The listing below should be copied in full, word for word.
━━ Information provided
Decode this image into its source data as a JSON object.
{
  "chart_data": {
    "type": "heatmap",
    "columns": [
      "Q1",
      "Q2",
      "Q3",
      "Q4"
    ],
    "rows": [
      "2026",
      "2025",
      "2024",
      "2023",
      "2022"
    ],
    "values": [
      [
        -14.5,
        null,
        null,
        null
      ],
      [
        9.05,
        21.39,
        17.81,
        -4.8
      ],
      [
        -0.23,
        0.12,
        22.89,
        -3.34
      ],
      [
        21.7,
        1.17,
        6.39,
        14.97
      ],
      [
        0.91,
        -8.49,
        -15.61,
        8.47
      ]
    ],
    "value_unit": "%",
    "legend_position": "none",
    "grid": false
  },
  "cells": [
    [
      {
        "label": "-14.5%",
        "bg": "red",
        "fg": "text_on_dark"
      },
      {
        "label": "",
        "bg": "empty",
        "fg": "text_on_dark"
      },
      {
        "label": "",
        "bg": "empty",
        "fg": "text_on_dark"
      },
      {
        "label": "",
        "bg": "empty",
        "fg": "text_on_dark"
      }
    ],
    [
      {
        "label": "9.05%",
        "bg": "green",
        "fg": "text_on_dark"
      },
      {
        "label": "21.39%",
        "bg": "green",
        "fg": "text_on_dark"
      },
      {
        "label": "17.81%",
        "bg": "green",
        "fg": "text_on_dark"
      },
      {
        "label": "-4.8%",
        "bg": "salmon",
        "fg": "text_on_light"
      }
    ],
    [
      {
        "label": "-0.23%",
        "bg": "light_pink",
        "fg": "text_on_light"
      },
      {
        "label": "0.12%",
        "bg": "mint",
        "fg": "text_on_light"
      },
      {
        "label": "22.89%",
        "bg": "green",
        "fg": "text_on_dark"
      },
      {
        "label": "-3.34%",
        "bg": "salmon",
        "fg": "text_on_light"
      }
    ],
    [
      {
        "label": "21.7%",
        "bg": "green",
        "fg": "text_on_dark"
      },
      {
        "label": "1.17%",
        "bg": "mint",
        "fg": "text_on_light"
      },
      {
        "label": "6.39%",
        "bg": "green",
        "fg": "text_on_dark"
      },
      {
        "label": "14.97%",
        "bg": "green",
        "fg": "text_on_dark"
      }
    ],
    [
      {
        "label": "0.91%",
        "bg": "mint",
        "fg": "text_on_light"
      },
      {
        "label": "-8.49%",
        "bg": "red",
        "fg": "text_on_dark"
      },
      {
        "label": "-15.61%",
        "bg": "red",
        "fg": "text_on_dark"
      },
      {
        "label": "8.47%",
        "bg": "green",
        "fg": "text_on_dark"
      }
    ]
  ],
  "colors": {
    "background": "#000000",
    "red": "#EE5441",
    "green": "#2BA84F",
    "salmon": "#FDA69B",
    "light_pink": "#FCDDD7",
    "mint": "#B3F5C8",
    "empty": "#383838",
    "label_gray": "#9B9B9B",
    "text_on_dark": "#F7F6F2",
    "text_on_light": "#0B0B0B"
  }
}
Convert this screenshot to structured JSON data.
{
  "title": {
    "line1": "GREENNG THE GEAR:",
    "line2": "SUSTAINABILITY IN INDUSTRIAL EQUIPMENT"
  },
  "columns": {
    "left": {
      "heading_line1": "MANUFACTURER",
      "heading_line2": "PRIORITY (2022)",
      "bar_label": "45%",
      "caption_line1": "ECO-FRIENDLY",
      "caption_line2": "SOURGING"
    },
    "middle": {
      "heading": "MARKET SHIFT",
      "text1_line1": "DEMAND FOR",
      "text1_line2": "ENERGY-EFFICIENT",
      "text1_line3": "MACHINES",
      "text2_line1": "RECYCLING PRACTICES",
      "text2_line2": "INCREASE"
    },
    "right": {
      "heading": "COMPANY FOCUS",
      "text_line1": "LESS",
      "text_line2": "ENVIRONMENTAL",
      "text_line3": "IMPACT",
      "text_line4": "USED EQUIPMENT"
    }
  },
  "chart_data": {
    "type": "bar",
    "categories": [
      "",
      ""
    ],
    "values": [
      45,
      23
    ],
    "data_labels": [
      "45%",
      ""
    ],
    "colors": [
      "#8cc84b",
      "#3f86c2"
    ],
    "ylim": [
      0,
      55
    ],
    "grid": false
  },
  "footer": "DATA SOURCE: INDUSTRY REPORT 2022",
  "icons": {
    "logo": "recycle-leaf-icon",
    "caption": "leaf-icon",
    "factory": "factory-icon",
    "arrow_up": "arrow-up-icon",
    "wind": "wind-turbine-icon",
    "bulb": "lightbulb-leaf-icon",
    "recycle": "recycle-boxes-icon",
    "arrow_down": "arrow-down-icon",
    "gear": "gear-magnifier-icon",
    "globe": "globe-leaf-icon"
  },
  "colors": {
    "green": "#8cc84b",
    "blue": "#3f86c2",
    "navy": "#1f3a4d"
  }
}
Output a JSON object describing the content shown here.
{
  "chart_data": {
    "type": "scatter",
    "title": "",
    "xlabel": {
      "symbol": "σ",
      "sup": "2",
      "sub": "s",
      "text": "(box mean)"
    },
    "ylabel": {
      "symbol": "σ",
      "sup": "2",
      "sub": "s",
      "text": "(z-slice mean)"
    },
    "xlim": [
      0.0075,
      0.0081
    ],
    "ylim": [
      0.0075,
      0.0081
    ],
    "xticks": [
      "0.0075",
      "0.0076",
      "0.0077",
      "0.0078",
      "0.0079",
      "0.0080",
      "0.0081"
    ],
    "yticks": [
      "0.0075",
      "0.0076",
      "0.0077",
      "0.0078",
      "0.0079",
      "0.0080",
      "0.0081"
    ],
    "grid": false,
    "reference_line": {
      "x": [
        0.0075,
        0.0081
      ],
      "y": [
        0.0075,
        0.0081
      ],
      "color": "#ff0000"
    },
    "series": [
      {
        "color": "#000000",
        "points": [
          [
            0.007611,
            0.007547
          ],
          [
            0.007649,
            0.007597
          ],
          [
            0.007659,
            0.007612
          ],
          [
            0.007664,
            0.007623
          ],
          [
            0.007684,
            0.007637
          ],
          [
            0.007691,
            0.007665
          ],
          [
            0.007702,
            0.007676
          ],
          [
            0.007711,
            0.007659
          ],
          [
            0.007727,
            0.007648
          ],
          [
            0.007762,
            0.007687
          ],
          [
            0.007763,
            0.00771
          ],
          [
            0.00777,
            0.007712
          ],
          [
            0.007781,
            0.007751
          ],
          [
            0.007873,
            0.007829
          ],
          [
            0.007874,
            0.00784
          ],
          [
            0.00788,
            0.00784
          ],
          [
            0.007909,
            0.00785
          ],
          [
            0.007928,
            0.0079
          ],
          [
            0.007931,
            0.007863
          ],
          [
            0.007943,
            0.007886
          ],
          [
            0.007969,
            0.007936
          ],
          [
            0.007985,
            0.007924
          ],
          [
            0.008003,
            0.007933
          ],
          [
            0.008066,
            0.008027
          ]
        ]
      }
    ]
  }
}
━━━━
**Response to the task**
Decode this image into its source data as a JSON object.
{
  "chart_data": {
    "type": "heatmap",
    "columns": [
      "Q1",
      "Q2",
      "Q3",
      "Q4"
    ],
    "rows": [
      "2026",
      "2025",
      "2024",
      "2023",
      "2022"
    ],
    "values": [
      [
        -14.5,
        null,
        null,
        null
      ],
      [
        9.05,
        21.39,
        17.81,
        -4.8
      ],
      [
        -0.23,
        0.12,
        22.89,
        -3.34
      ],
      [
        21.7,
        1.17,
        6.39,
        14.97
      ],
      [
        0.91,
        -8.49,
        -15.61,
        8.47
      ]
    ],
    "value_unit": "%",
    "legend_position": "none",
    "grid": false
  },
  "cells": [
    [
      {
        "label": "-14.5%",
        "bg": "red",
        "fg": "text_on_dark"
      },
      {
        "label": "",
        "bg": "empty",
        "fg": "text_on_dark"
      },
      {
        "label": "",
        "bg": "empty",
        "fg": "text_on_dark"
      },
      {
        "label": "",
        "bg": "empty",
        "fg": "text_on_dark"
      }
    ],
    [
      {
        "label": "9.05%",
        "bg": "green",
        "fg": "text_on_dark"
      },
      {
        "label": "21.39%",
        "bg": "green",
        "fg": "text_on_dark"
      },
      {
        "label": "17.81%",
        "bg": "green",
        "fg": "text_on_dark"
      },
      {
        "label": "-4.8%",
        "bg": "salmon",
        "fg": "text_on_light"
      }
    ],
    [
      {
        "label": "-0.23%",
        "bg": "light_pink",
        "fg": "text_on_light"
      },
      {
        "label": "0.12%",
        "bg": "mint",
        "fg": "text_on_light"
      },
      {
        "label": "22.89%",
        "bg": "green",
        "fg": "text_on_dark"
      },
      {
        "label": "-3.34%",
        "bg": "salmon",
        "fg": "text_on_light"
      }
    ],
    [
      {
        "label": "21.7%",
        "bg": "green",
        "fg": "text_on_dark"
      },
      {
        "label": "1.17%",
        "bg": "mint",
        "fg": "text_on_light"
      },
      {
        "label": "6.39%",
        "bg": "green",
        "fg": "text_on_dark"
      },
      {
        "label": "14.97%",
        "bg": "green",
        "fg": "text_on_dark"
      }
    ],
    [
      {
        "label": "0.91%",
        "bg": "mint",
        "fg": "text_on_light"
      },
      {
        "label": "-8.49%",
        "bg": "red",
        "fg": "text_on_dark"
      },
      {
        "label": "-15.61%",
        "bg": "red",
        "fg": "text_on_dark"
      },
      {
        "label": "8.47%",
        "bg": "green",
        "fg": "text_on_dark"
      }
    ]
  ],
  "colors": {
    "background": "#000000",
    "red": "#EE5441",
    "green": "#2BA84F",
    "salmon": "#FDA69B",
    "light_pink": "#FCDDD7",
    "mint": "#B3F5C8",
    "empty": "#383838",
    "label_gray": "#9B9B9B",
    "text_on_dark": "#F7F6F2",
    "text_on_light": "#0B0B0B"
  }
}
Convert this screenshot to structured JSON data.
{
  "title": {
    "line1": "GREENNG THE GEAR:",
    "line2": "SUSTAINABILITY IN INDUSTRIAL EQUIPMENT"
  },
  "columns": {
    "left": {
      "heading_line1": "MANUFACTURER",
      "heading_line2": "PRIORITY (2022)",
      "bar_label": "45%",
      "caption_line1": "ECO-FRIENDLY",
      "caption_line2": "SOURGING"
    },
    "middle": {
      "heading": "MARKET SHIFT",
      "text1_line1": "DEMAND FOR",
      "text1_line2": "ENERGY-EFFICIENT",
      "text1_line3": "MACHINES",
      "text2_line1": "RECYCLING PRACTICES",
      "text2_line2": "INCREASE"
    },
    "right": {
      "heading": "COMPANY FOCUS",
      "text_line1": "LESS",
      "text_line2": "ENVIRONMENTAL",
      "text_line3": "IMPACT",
      "text_line4": "USED EQUIPMENT"
    }
  },
  "chart_data": {
    "type": "bar",
    "categories": [
      "",
      ""
    ],
    "values": [
      45,
      23
    ],
    "data_labels": [
      "45%",
      ""
    ],
    "colors": [
      "#8cc84b",
      "#3f86c2"
    ],
    "ylim": [
      0,
      55
    ],
    "grid": false
  },
  "footer": "DATA SOURCE: INDUSTRY REPORT 2022",
  "icons": {
    "logo": "recycle-leaf-icon",
    "caption": "leaf-icon",
    "factory": "factory-icon",
    "arrow_up": "arrow-up-icon",
    "wind": "wind-turbine-icon",
    "bulb": "lightbulb-leaf-icon",
    "recycle": "recycle-boxes-icon",
    "arrow_down": "arrow-down-icon",
    "gear": "gear-magnifier-icon",
    "globe": "globe-leaf-icon"
  },
  "colors": {
    "green": "#8cc84b",
    "blue": "#3f86c2",
    "navy": "#1f3a4d"
  }
}
Output a JSON object describing the content shown here.
{
  "chart_data": {
    "type": "scatter",
    "title": "",
    "xlabel": {
      "symbol": "σ",
      "sup": "2",
      "sub": "s",
      "text": "(box mean)"
    },
    "ylabel": {
      "symbol": "σ",
      "sup": "2",
      "sub": "s",
      "text": "(z-slice mean)"
    },
    "xlim": [
      0.0075,
      0.0081
    ],
    "ylim": [
      0.0075,
      0.0081
    ],
    "xticks": [
      "0.0075",
      "0.0076",
      "0.0077",
      "0.0078",
      "0.0079",
      "0.0080",
      "0.0081"
    ],
    "yticks": [
      "0.0075",
      "0.0076",
      "0.0077",
      "0.0078",
      "0.0079",
      "0.0080",
      "0.0081"
    ],
    "grid": false,
    "reference_line": {
      "x": [
        0.0075,
        0.0081
      ],
      "y": [
        0.0075,
        0.0081
      ],
      "color": "#ff0000"
    },
    "series": [
      {
        "color": "#000000",
        "points": [
          [
            0.007611,
            0.007547
          ],
          [
            0.007649,
            0.007597
          ],
          [
            0.007659,
            0.007612
          ],
          [
            0.007664,
            0.007623
          ],
          [
            0.007684,
            0.007637
          ],
          [
            0.007691,
            0.007665
          ],
          [
            0.007702,
            0.007676
          ],
          [
            0.007711,
            0.007659
          ],
          [
            0.007727,
            0.007648
          ],
          [
            0.007762,
            0.007687
          ],
          [
            0.007763,
            0.00771
          ],
          [
            0.00777,
            0.007712
          ],
          [
            0.007781,
            0.007751
          ],
          [
            0.007873,
            0.007829
          ],
          [
            0.007874,
            0.00784
          ],
          [
            0.00788,
            0.00784
          ],
          [
            0.007909,
            0.00785
          ],
          [
            0.007928,
            0.0079
          ],
          [
            0.007931,
            0.007863
          ],
          [
            0.007943,
            0.007886
          ],
          [
            0.007969,
            0.007936
          ],
          [
            0.007985,
            0.007924
          ],
          [
            0.008003,
            0.007933
          ],
          [
            0.008066,
            0.008027
          ]
        ]
      }
    ]
  }
}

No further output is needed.